- _Directions for this task_
Some lines in the listing below may include the string "index". How many are there? Give only the number.

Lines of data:
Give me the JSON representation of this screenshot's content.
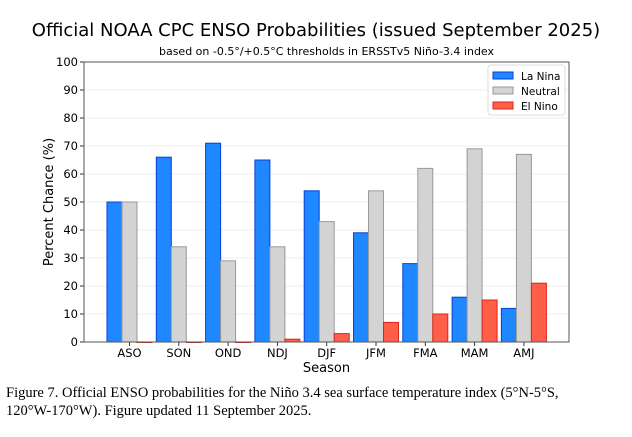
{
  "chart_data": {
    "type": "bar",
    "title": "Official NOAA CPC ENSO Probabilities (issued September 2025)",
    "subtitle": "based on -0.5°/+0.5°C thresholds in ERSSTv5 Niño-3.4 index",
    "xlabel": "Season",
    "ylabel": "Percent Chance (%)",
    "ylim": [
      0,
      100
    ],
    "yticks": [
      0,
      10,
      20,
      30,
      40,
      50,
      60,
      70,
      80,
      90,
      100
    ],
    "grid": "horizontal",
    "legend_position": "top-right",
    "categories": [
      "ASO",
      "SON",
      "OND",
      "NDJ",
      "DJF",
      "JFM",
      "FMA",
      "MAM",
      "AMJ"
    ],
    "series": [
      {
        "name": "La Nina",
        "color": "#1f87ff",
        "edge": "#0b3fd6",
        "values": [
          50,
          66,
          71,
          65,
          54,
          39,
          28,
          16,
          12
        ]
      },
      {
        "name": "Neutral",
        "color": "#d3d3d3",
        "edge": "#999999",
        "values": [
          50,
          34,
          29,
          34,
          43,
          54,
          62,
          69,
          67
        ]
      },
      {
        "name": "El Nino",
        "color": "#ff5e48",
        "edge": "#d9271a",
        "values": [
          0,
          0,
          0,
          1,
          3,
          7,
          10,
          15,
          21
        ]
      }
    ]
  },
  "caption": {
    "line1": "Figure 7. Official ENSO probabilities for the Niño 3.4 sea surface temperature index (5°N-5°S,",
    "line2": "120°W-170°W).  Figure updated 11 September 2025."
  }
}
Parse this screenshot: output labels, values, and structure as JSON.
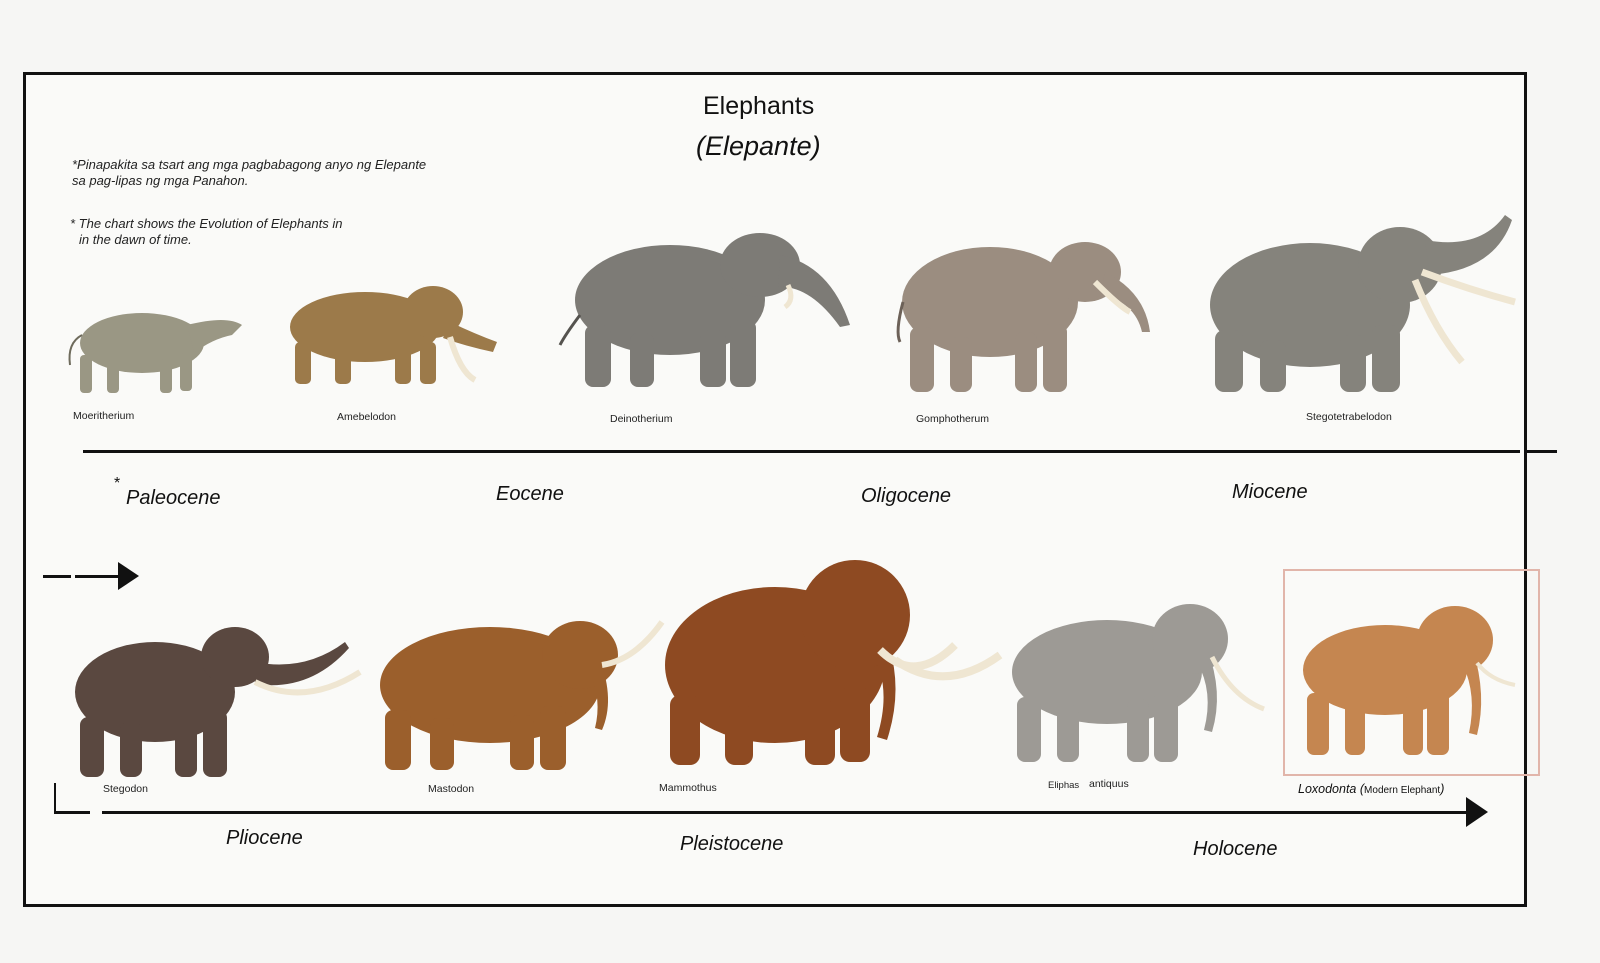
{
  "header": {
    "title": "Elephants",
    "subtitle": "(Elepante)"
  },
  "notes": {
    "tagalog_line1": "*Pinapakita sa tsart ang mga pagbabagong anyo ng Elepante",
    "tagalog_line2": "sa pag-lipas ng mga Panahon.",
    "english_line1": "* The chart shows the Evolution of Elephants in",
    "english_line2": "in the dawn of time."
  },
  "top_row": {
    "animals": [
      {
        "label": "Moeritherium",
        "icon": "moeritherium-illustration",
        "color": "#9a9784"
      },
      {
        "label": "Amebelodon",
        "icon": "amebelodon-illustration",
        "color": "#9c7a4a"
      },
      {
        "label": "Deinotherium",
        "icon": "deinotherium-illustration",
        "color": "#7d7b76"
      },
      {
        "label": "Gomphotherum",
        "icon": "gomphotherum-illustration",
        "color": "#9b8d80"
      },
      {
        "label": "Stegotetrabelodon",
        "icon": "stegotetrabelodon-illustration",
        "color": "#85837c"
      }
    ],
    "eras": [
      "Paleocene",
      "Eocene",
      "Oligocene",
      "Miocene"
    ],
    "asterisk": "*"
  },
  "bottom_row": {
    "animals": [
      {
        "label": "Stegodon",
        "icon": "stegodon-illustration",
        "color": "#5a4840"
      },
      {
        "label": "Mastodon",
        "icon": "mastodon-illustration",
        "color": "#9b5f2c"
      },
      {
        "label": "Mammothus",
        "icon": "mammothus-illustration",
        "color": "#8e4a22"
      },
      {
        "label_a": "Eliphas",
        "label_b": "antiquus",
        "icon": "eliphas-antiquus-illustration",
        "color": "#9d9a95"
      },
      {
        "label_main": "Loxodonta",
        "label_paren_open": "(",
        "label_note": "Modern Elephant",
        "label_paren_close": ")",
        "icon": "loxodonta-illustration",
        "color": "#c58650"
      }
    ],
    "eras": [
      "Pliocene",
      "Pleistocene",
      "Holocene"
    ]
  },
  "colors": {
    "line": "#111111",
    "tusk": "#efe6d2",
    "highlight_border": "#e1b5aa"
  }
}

--

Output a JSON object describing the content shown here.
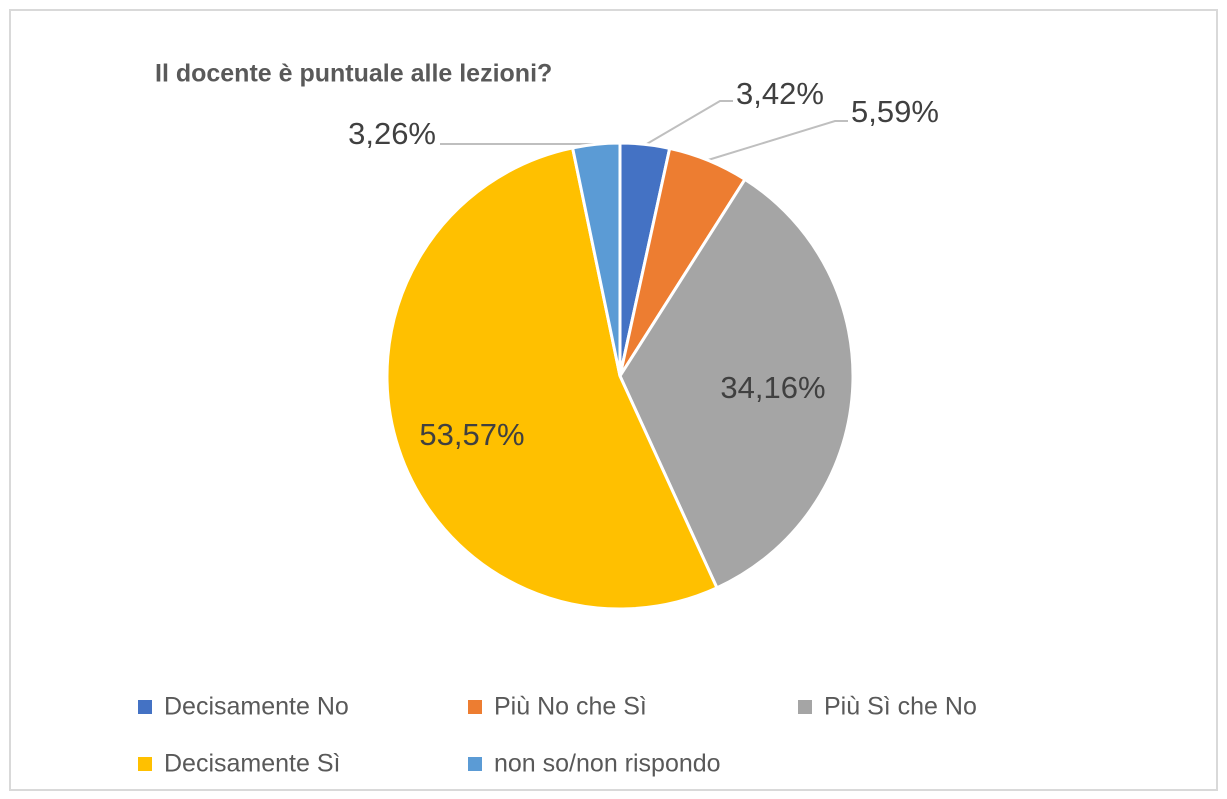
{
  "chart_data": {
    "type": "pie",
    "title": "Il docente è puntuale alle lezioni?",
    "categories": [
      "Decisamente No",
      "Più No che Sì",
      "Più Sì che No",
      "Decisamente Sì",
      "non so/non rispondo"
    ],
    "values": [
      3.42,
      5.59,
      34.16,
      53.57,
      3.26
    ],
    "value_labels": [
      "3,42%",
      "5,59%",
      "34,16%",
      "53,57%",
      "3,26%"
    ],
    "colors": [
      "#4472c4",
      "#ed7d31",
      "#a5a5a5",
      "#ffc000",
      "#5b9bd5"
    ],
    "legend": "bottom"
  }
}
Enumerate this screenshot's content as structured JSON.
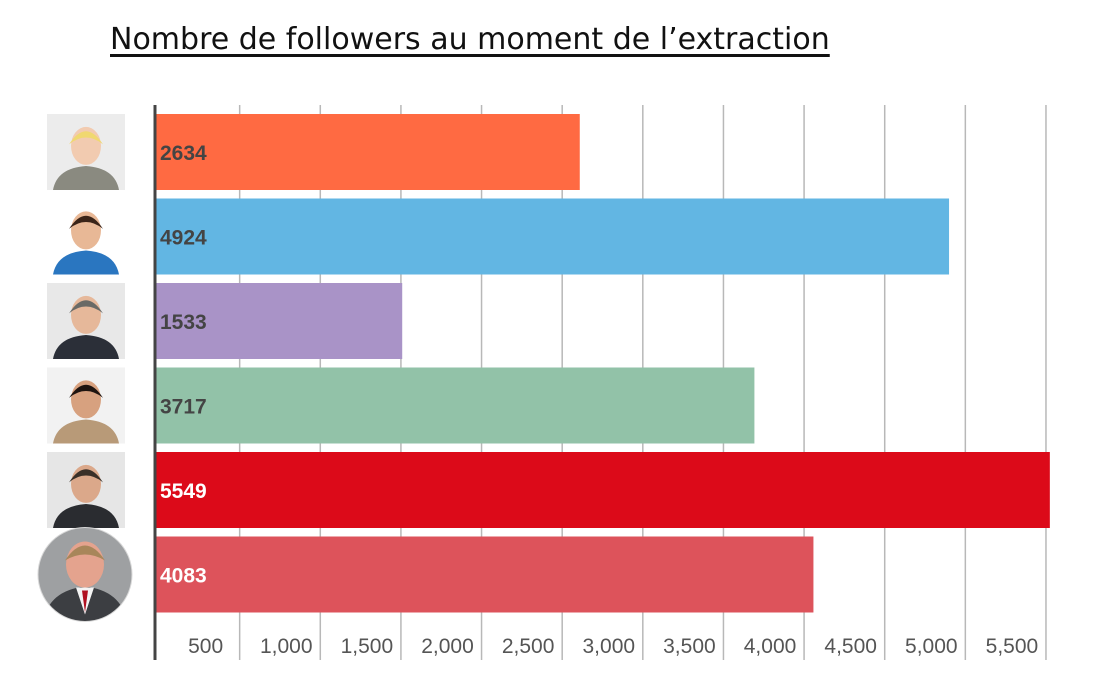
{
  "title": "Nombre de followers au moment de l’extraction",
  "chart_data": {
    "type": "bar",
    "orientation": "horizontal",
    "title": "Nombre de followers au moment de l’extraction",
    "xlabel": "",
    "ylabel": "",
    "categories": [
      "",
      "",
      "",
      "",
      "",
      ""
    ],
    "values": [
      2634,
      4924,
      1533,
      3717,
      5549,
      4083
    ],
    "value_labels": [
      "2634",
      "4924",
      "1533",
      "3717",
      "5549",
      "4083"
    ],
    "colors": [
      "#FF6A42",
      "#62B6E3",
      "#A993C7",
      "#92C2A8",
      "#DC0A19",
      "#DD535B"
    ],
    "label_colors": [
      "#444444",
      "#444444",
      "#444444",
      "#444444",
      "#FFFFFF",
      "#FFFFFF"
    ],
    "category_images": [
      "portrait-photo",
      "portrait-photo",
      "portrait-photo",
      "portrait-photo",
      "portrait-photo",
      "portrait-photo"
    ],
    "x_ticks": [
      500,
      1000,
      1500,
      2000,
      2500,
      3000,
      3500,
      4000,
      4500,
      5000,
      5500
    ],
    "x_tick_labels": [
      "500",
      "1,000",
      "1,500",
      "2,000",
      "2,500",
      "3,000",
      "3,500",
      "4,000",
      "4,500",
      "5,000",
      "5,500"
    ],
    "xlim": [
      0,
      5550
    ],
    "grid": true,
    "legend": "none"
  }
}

- _Answer for this exercise_
2